::: Material for this exercise
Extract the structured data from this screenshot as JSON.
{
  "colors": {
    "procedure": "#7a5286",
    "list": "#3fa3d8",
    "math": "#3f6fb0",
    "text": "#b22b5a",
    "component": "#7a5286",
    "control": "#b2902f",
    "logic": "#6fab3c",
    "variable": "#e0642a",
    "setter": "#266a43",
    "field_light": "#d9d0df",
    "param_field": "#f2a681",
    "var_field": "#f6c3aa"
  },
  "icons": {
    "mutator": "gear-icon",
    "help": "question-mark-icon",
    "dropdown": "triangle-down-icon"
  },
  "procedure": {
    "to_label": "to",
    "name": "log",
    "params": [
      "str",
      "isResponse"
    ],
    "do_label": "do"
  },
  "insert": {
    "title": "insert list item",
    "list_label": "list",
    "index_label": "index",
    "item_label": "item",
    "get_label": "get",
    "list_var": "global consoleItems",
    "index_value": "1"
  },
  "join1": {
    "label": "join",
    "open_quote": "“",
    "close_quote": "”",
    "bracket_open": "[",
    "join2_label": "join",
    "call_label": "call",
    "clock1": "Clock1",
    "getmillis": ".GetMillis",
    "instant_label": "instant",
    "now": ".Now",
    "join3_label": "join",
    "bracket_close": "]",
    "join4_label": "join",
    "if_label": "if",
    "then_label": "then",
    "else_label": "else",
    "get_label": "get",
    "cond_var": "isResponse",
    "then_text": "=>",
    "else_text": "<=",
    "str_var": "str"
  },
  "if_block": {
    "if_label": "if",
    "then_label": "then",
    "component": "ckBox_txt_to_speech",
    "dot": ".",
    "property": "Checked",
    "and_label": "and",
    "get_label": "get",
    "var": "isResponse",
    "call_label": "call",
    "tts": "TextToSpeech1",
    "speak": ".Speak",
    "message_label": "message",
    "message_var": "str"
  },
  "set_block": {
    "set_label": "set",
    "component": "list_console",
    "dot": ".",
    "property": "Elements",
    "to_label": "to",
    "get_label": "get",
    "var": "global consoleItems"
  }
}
::::::
→ **Task requirements**
Print the material above once more, exactly.

→ **Exercise solution**
Extract the structured data from this screenshot as JSON.
{
  "colors": {
    "procedure": "#7a5286",
    "list": "#3fa3d8",
    "math": "#3f6fb0",
    "text": "#b22b5a",
    "component": "#7a5286",
    "control": "#b2902f",
    "logic": "#6fab3c",
    "variable": "#e0642a",
    "setter": "#266a43",
    "field_light": "#d9d0df",
    "param_field": "#f2a681",
    "var_field": "#f6c3aa"
  },
  "icons": {
    "mutator": "gear-icon",
    "help": "question-mark-icon",
    "dropdown": "triangle-down-icon"
  },
  "procedure": {
    "to_label": "to",
    "name": "log",
    "params": [
      "str",
      "isResponse"
    ],
    "do_label": "do"
  },
  "insert": {
    "title": "insert list item",
    "list_label": "list",
    "index_label": "index",
    "item_label": "item",
    "get_label": "get",
    "list_var": "global consoleItems",
    "index_value": "1"
  },
  "join1": {
    "label": "join",
    "open_quote": "“",
    "close_quote": "”",
    "bracket_open": "[",
    "join2_label": "join",
    "call_label": "call",
    "clock1": "Clock1",
    "getmillis": ".GetMillis",
    "instant_label": "instant",
    "now": ".Now",
    "join3_label": "join",
    "bracket_close": "]",
    "join4_label": "join",
    "if_label": "if",
    "then_label": "then",
    "else_label": "else",
    "get_label": "get",
    "cond_var": "isResponse",
    "then_text": "=>",
    "else_text": "<=",
    "str_var": "str"
  },
  "if_block": {
    "if_label": "if",
    "then_label": "then",
    "component": "ckBox_txt_to_speech",
    "dot": ".",
    "property": "Checked",
    "and_label": "and",
    "get_label": "get",
    "var": "isResponse",
    "call_label": "call",
    "tts": "TextToSpeech1",
    "speak": ".Speak",
    "message_label": "message",
    "message_var": "str"
  },
  "set_block": {
    "set_label": "set",
    "component": "list_console",
    "dot": ".",
    "property": "Elements",
    "to_label": "to",
    "get_label": "get",
    "var": "global consoleItems"
  }
}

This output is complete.